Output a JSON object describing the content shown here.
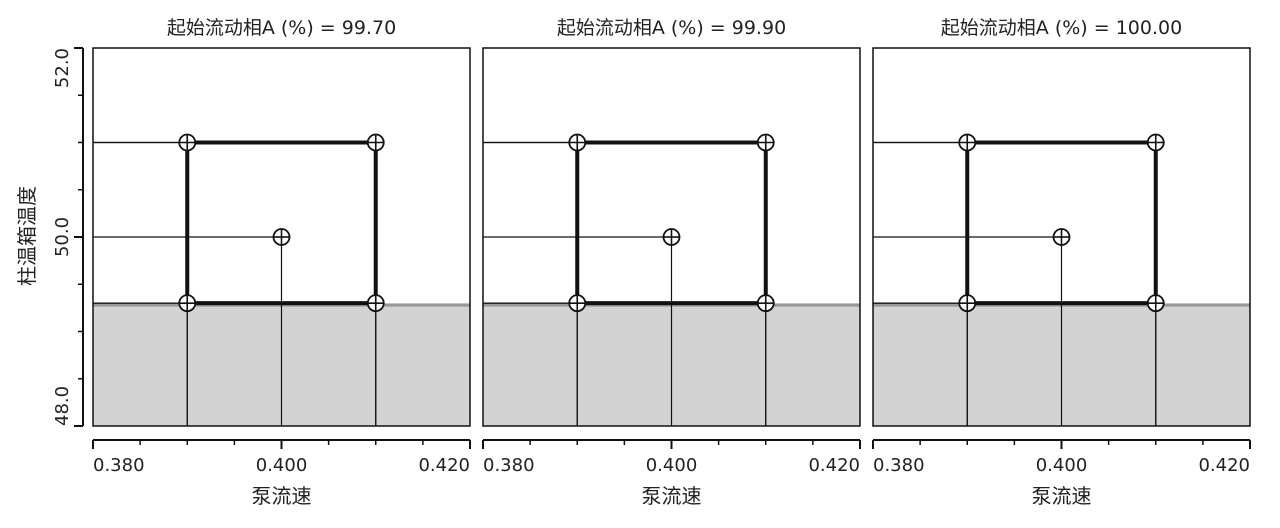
{
  "chart_data": {
    "type": "scatter",
    "ylabel": "柱温箱温度",
    "xlabel": "泵流速",
    "xlim": [
      0.38,
      0.42
    ],
    "ylim": [
      48.0,
      52.0
    ],
    "x_ticks": [
      "0.380",
      "0.400",
      "0.420"
    ],
    "y_ticks": [
      "48.0",
      "50.0",
      "52.0"
    ],
    "shaded_region": {
      "y_from": 48.0,
      "y_to": 49.3,
      "color": "#d3d3d3"
    },
    "design_points": [
      {
        "x": 0.39,
        "y": 51.0
      },
      {
        "x": 0.41,
        "y": 51.0
      },
      {
        "x": 0.4,
        "y": 50.0
      },
      {
        "x": 0.39,
        "y": 49.3
      },
      {
        "x": 0.41,
        "y": 49.3
      }
    ],
    "design_box": {
      "x": [
        0.39,
        0.41
      ],
      "y": [
        49.3,
        51.0
      ]
    },
    "panels": [
      {
        "title": "起始流动相A (%) = 99.70"
      },
      {
        "title": "起始流动相A (%) = 99.90"
      },
      {
        "title": "起始流动相A (%) = 100.00"
      }
    ]
  }
}
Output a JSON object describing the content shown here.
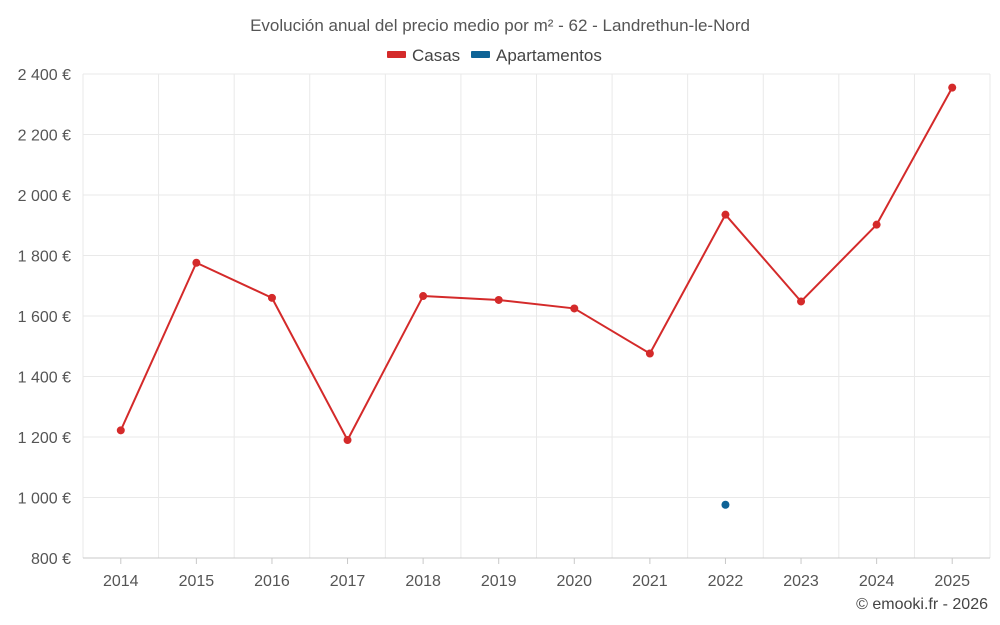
{
  "chart_data": {
    "type": "line",
    "title": "Evolución anual del precio medio por m² - 62 - Landrethun-le-Nord",
    "categories": [
      "2014",
      "2015",
      "2016",
      "2017",
      "2018",
      "2019",
      "2020",
      "2021",
      "2022",
      "2023",
      "2024",
      "2025"
    ],
    "y_ticks": [
      "800 €",
      "1 000 €",
      "1 200 €",
      "1 400 €",
      "1 600 €",
      "1 800 €",
      "2 000 €",
      "2 200 €",
      "2 400 €"
    ],
    "ylim": [
      800,
      2400
    ],
    "grid": true,
    "legend_position": "top-center",
    "series": [
      {
        "name": "Casas",
        "color": "#d42a2a",
        "values": [
          1222,
          1776,
          1660,
          1190,
          1666,
          1653,
          1625,
          1476,
          1935,
          1648,
          1902,
          2355
        ]
      },
      {
        "name": "Apartamentos",
        "color": "#0e6396",
        "values": [
          null,
          null,
          null,
          null,
          null,
          null,
          null,
          null,
          976,
          null,
          null,
          null
        ]
      }
    ],
    "credit": "© emooki.fr - 2026"
  }
}
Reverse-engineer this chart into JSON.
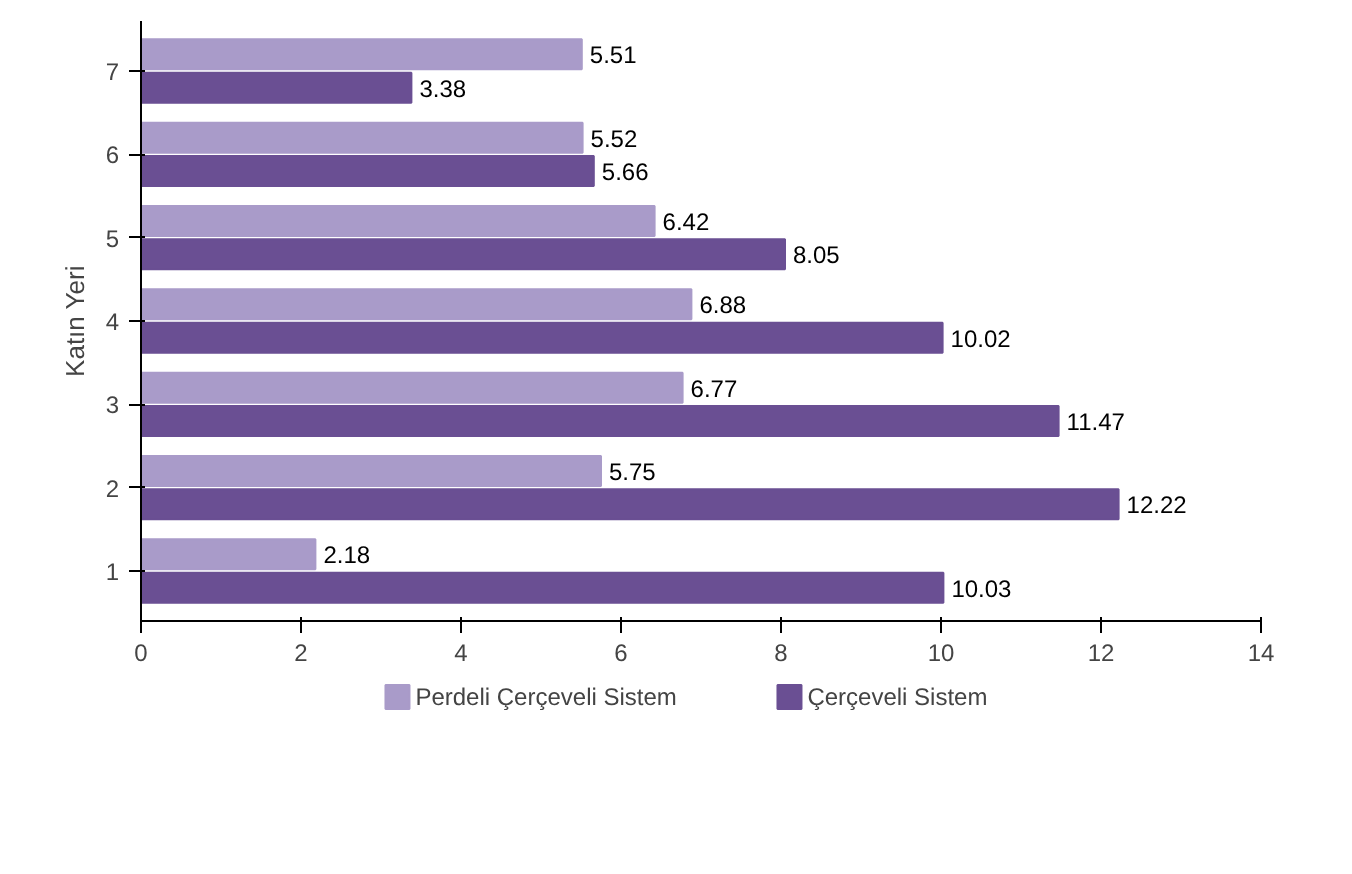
════════════════════
TASK REQUIREMENTS: Show every line where the string "title" appears.

SOLUTION BELOW:
        "title": "起始流动相A (%) = 99.70"
        "title": "起始流动相A (%) = 99.90"
        "title": "起始流动相A (%) = 100.00"
    "title": "Evolución anual del precio medio por m² - 62 - Landrethun-le-Nord",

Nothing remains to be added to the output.